- [Your goal]: Among the records below, find each line that includes the string "structure" and copy it.
-------- The records
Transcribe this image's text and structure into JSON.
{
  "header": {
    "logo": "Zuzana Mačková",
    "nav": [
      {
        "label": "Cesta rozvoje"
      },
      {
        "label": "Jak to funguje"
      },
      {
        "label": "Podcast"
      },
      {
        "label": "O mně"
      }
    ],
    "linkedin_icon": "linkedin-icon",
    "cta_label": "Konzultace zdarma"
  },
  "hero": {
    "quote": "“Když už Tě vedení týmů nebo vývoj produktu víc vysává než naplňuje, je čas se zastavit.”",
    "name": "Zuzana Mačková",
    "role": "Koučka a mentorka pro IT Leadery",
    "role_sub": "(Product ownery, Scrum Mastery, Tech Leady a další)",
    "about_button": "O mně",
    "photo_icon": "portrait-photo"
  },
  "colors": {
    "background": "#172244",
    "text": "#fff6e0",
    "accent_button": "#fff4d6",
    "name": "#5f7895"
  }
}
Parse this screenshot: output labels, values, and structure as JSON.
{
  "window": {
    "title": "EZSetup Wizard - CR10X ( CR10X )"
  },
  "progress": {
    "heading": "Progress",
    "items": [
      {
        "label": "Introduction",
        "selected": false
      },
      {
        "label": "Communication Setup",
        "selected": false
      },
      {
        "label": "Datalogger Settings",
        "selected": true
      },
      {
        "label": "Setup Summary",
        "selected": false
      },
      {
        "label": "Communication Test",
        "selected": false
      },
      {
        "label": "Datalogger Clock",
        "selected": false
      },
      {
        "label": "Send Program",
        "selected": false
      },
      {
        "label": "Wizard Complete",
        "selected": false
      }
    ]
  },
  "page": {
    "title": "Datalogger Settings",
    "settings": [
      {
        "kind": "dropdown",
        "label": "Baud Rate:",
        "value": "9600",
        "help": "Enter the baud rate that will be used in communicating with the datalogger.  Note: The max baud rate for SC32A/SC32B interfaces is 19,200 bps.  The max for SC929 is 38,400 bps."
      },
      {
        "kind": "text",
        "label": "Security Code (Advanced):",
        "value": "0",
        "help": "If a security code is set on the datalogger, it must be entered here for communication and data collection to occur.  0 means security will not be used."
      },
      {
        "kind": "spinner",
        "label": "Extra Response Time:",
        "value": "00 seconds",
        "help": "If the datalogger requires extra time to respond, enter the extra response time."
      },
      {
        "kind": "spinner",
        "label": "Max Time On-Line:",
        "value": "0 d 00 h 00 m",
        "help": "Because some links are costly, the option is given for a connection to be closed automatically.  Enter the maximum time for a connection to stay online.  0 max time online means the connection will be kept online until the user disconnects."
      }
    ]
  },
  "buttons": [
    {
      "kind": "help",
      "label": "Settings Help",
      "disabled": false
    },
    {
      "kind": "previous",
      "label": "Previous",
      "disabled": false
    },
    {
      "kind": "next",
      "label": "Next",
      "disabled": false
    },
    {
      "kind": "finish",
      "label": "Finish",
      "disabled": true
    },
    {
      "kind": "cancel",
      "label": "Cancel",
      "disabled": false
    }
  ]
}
----------------
- [Response to this exercise]:
Transcribe this image's text and structure into JSON.
Parse this screenshot: output labels, values, and structure as JSON.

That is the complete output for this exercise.